**Your instructions**. From the entries below, copy out every line with "text" in it.

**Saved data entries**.
########################################

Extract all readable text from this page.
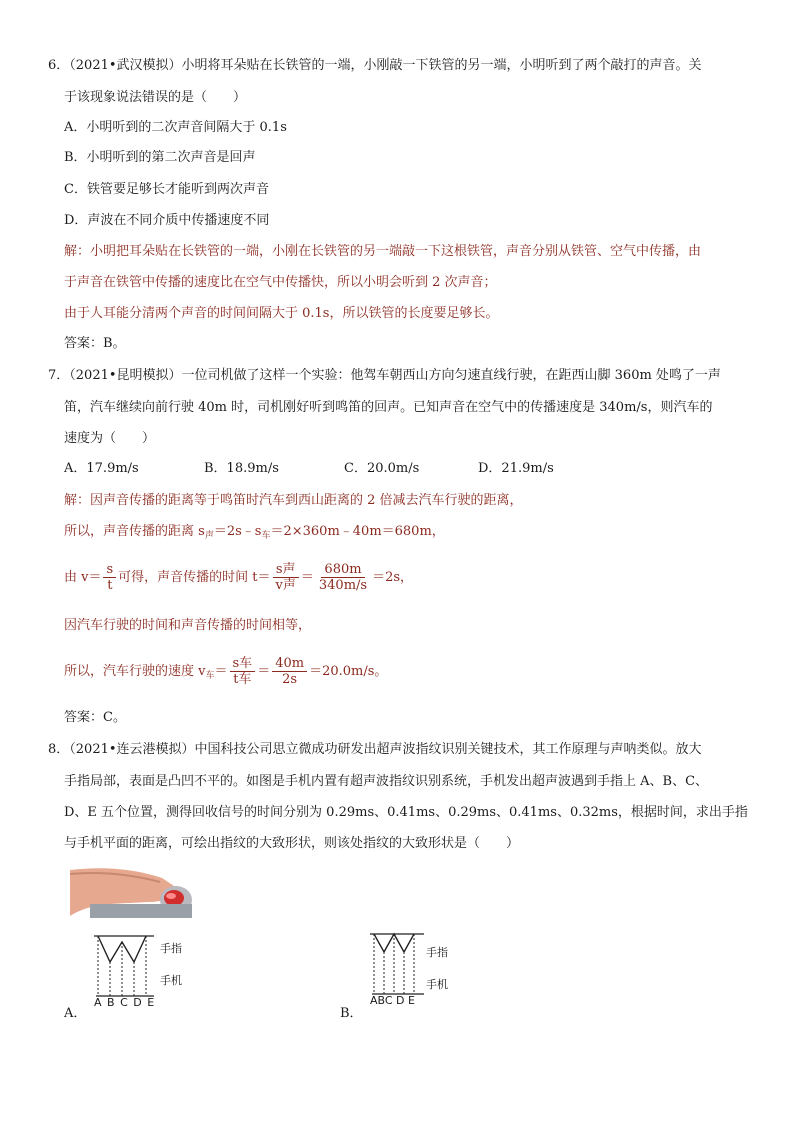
6．（2021•武汉模拟）小明将耳朵贴在长铁管的一端，小刚敲一下铁管的另一端，小明听到了两个敲打的声音。关
于该现象说法错误的是（　　）
A．小明听到的二次声音间隔大于 0.1s
B．小明听到的第二次声音是回声
C．铁管要足够长才能听到两次声音
D．声波在不同介质中传播速度不同
解：小明把耳朵贴在长铁管的一端，小刚在长铁管的另一端敲一下这根铁管，声音分别从铁管、空气中传播，由
于声音在铁管中传播的速度比在空气中传播快，所以小明会听到 2 次声音；
由于人耳能分清两个声音的时间间隔大于 0.1s，所以铁管的长度要足够长。
答案：B。
7．（2021•昆明模拟）一位司机做了这样一个实验：他驾车朝西山方向匀速直线行驶，在距西山脚 360m 处鸣了一声
笛，汽车继续向前行驶 40m 时，司机刚好听到鸣笛的回声。已知声音在空气中的传播速度是 340m/s，则汽车的
速度为（　　）
A．17.9m/s	B．18.9m/s	C．20.0m/s	D．21.9m/s
解：因声音传播的距离等于鸣笛时汽车到西山距离的 2 倍减去汽车行驶的距离，
所以，声音传播的距离 $s_声=2s﹣s_车=2\times 360m﹣40m=680m$，
由 $v= \frac{s}{t}$ 可得，声音传播的时间 $t= \frac{\text{s声}}{\text{v声}} = \frac{680m}{340m/s} =2s$，
因汽车行驶的时间和声音传播的时间相等，
所以，汽车行驶的速度 $v_车= \frac{\text{s车}}{\text{t车}} = \frac{40m}{2s} =20.0m/s$。
答案：C。
8．（2021•连云港模拟）中国科技公司思立微成功研发出超声波指纹识别关键技术，其工作原理与声呐类似。放大
手指局部，表面是凸凹不平的。如图是手机内置有超声波指纹识别系统，手机发出超声波遇到手指上 A、B、C、
D、E 五个位置，测得回收信号的时间分别为 0.29ms、0.41ms、0.29ms、0.41ms、0.32ms，根据时间，求出手指
与手机平面的距离，可绘出指纹的大致形状，则该处指纹的大致形状是（　　）
手指
手机
A B C D E
A．
手指
手机
ABC D E
B．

########################################

**Correct result**.
Extract all readable text from this page.
由 $v= \frac{s}{t}$ 可得，声音传播的时间 $t= \frac{\text{s声}}{\text{v声}} = \frac{680m}{340m/s} =2s$，
所以，汽车行驶的速度 $v_车= \frac{\text{s车}}{\text{t车}} = \frac{40m}{2s} =20.0m/s$。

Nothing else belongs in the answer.